- **WHAT IS REQUIRED**
Copy out all the entries word for word.
------
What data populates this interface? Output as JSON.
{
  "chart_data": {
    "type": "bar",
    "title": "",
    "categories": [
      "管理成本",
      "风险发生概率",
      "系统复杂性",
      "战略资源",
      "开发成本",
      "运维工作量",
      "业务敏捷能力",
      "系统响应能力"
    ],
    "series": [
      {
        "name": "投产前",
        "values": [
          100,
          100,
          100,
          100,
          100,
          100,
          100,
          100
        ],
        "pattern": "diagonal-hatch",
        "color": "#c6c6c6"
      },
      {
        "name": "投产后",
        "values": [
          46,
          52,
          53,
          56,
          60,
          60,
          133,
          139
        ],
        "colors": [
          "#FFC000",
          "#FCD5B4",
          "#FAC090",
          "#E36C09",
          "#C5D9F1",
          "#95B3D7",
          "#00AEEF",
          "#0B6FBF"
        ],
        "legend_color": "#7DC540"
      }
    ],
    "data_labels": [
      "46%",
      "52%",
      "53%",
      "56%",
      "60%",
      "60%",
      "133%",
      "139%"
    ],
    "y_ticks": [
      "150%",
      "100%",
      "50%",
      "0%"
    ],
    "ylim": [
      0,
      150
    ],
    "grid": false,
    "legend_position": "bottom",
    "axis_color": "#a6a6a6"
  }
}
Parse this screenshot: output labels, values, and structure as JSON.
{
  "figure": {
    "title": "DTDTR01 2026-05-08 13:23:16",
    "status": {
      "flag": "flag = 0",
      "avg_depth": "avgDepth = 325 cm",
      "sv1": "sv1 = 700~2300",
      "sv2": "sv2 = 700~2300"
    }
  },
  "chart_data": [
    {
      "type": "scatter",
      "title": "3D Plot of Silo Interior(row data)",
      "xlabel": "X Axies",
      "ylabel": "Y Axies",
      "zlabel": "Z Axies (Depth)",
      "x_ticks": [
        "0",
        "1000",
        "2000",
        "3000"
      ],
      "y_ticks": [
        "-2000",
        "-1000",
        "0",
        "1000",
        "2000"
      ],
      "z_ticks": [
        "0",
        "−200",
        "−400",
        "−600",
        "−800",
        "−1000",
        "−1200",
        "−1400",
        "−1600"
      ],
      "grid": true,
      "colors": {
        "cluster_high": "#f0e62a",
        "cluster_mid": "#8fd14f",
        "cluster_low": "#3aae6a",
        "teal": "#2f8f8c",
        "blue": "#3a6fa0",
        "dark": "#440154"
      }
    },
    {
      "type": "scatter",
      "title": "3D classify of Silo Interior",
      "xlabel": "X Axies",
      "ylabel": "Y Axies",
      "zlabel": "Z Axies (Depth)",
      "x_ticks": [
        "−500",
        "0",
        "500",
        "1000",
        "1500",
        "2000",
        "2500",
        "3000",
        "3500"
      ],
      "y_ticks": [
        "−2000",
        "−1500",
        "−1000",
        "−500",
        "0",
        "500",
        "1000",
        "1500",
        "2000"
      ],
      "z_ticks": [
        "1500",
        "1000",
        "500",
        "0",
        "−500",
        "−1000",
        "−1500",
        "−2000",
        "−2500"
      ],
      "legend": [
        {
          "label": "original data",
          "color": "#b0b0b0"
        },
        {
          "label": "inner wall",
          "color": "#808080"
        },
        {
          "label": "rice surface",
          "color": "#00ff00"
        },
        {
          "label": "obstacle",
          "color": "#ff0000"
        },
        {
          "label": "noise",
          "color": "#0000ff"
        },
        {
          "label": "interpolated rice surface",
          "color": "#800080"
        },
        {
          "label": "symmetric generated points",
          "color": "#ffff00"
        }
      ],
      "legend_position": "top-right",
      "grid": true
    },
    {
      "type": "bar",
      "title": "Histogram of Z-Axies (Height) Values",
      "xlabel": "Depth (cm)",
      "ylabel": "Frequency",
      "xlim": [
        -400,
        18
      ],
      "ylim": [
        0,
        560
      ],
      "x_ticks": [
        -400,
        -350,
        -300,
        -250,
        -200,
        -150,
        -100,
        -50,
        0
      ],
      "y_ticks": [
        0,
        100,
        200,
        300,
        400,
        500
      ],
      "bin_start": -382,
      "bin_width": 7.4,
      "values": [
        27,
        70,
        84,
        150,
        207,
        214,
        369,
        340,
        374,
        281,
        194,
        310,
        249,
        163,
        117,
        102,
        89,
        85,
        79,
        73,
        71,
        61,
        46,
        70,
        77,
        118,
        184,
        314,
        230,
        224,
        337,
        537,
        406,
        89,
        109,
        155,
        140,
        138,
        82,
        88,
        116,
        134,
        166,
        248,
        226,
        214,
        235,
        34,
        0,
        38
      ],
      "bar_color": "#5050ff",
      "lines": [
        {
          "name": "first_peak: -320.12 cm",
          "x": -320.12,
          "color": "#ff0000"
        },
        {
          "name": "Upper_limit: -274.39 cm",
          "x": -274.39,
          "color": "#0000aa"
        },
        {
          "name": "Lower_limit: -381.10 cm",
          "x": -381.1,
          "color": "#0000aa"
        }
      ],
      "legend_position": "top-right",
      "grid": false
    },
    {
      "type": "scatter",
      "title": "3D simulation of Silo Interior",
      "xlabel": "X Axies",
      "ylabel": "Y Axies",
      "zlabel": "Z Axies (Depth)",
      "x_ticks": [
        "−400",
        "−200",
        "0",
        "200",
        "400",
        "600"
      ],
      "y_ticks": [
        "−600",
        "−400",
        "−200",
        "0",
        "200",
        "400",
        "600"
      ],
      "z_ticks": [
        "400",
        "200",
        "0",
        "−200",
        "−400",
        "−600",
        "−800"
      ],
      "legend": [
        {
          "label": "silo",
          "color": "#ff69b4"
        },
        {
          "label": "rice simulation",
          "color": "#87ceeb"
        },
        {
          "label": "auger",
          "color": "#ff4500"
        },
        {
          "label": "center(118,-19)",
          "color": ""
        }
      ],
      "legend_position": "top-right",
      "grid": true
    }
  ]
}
------
- **REPLY**
What data populates this interface? Output as JSON.
{
  "chart_data": {
    "type": "bar",
    "title": "",
    "categories": [
      "管理成本",
      "风险发生概率",
      "系统复杂性",
      "战略资源",
      "开发成本",
      "运维工作量",
      "业务敏捷能力",
      "系统响应能力"
    ],
    "series": [
      {
        "name": "投产前",
        "values": [
          100,
          100,
          100,
          100,
          100,
          100,
          100,
          100
        ],
        "pattern": "diagonal-hatch",
        "color": "#c6c6c6"
      },
      {
        "name": "投产后",
        "values": [
          46,
          52,
          53,
          56,
          60,
          60,
          133,
          139
        ],
        "colors": [
          "#FFC000",
          "#FCD5B4",
          "#FAC090",
          "#E36C09",
          "#C5D9F1",
          "#95B3D7",
          "#00AEEF",
          "#0B6FBF"
        ],
        "legend_color": "#7DC540"
      }
    ],
    "data_labels": [
      "46%",
      "52%",
      "53%",
      "56%",
      "60%",
      "60%",
      "133%",
      "139%"
    ],
    "y_ticks": [
      "150%",
      "100%",
      "50%",
      "0%"
    ],
    "ylim": [
      0,
      150
    ],
    "grid": false,
    "legend_position": "bottom",
    "axis_color": "#a6a6a6"
  }
}
Parse this screenshot: output labels, values, and structure as JSON.
{
  "figure": {
    "title": "DTDTR01 2026-05-08 13:23:16",
    "status": {
      "flag": "flag = 0",
      "avg_depth": "avgDepth = 325 cm",
      "sv1": "sv1 = 700~2300",
      "sv2": "sv2 = 700~2300"
    }
  },
  "chart_data": [
    {
      "type": "scatter",
      "title": "3D Plot of Silo Interior(row data)",
      "xlabel": "X Axies",
      "ylabel": "Y Axies",
      "zlabel": "Z Axies (Depth)",
      "x_ticks": [
        "0",
        "1000",
        "2000",
        "3000"
      ],
      "y_ticks": [
        "-2000",
        "-1000",
        "0",
        "1000",
        "2000"
      ],
      "z_ticks": [
        "0",
        "−200",
        "−400",
        "−600",
        "−800",
        "−1000",
        "−1200",
        "−1400",
        "−1600"
      ],
      "grid": true,
      "colors": {
        "cluster_high": "#f0e62a",
        "cluster_mid": "#8fd14f",
        "cluster_low": "#3aae6a",
        "teal": "#2f8f8c",
        "blue": "#3a6fa0",
        "dark": "#440154"
      }
    },
    {
      "type": "scatter",
      "title": "3D classify of Silo Interior",
      "xlabel": "X Axies",
      "ylabel": "Y Axies",
      "zlabel": "Z Axies (Depth)",
      "x_ticks": [
        "−500",
        "0",
        "500",
        "1000",
        "1500",
        "2000",
        "2500",
        "3000",
        "3500"
      ],
      "y_ticks": [
        "−2000",
        "−1500",
        "−1000",
        "−500",
        "0",
        "500",
        "1000",
        "1500",
        "2000"
      ],
      "z_ticks": [
        "1500",
        "1000",
        "500",
        "0",
        "−500",
        "−1000",
        "−1500",
        "−2000",
        "−2500"
      ],
      "legend": [
        {
          "label": "original data",
          "color": "#b0b0b0"
        },
        {
          "label": "inner wall",
          "color": "#808080"
        },
        {
          "label": "rice surface",
          "color": "#00ff00"
        },
        {
          "label": "obstacle",
          "color": "#ff0000"
        },
        {
          "label": "noise",
          "color": "#0000ff"
        },
        {
          "label": "interpolated rice surface",
          "color": "#800080"
        },
        {
          "label": "symmetric generated points",
          "color": "#ffff00"
        }
      ],
      "legend_position": "top-right",
      "grid": true
    },
    {
      "type": "bar",
      "title": "Histogram of Z-Axies (Height) Values",
      "xlabel": "Depth (cm)",
      "ylabel": "Frequency",
      "xlim": [
        -400,
        18
      ],
      "ylim": [
        0,
        560
      ],
      "x_ticks": [
        -400,
        -350,
        -300,
        -250,
        -200,
        -150,
        -100,
        -50,
        0
      ],
      "y_ticks": [
        0,
        100,
        200,
        300,
        400,
        500
      ],
      "bin_start": -382,
      "bin_width": 7.4,
      "values": [
        27,
        70,
        84,
        150,
        207,
        214,
        369,
        340,
        374,
        281,
        194,
        310,
        249,
        163,
        117,
        102,
        89,
        85,
        79,
        73,
        71,
        61,
        46,
        70,
        77,
        118,
        184,
        314,
        230,
        224,
        337,
        537,
        406,
        89,
        109,
        155,
        140,
        138,
        82,
        88,
        116,
        134,
        166,
        248,
        226,
        214,
        235,
        34,
        0,
        38
      ],
      "bar_color": "#5050ff",
      "lines": [
        {
          "name": "first_peak: -320.12 cm",
          "x": -320.12,
          "color": "#ff0000"
        },
        {
          "name": "Upper_limit: -274.39 cm",
          "x": -274.39,
          "color": "#0000aa"
        },
        {
          "name": "Lower_limit: -381.10 cm",
          "x": -381.1,
          "color": "#0000aa"
        }
      ],
      "legend_position": "top-right",
      "grid": false
    },
    {
      "type": "scatter",
      "title": "3D simulation of Silo Interior",
      "xlabel": "X Axies",
      "ylabel": "Y Axies",
      "zlabel": "Z Axies (Depth)",
      "x_ticks": [
        "−400",
        "−200",
        "0",
        "200",
        "400",
        "600"
      ],
      "y_ticks": [
        "−600",
        "−400",
        "−200",
        "0",
        "200",
        "400",
        "600"
      ],
      "z_ticks": [
        "400",
        "200",
        "0",
        "−200",
        "−400",
        "−600",
        "−800"
      ],
      "legend": [
        {
          "label": "silo",
          "color": "#ff69b4"
        },
        {
          "label": "rice simulation",
          "color": "#87ceeb"
        },
        {
          "label": "auger",
          "color": "#ff4500"
        },
        {
          "label": "center(118,-19)",
          "color": ""
        }
      ],
      "legend_position": "top-right",
      "grid": true
    }
  ]
}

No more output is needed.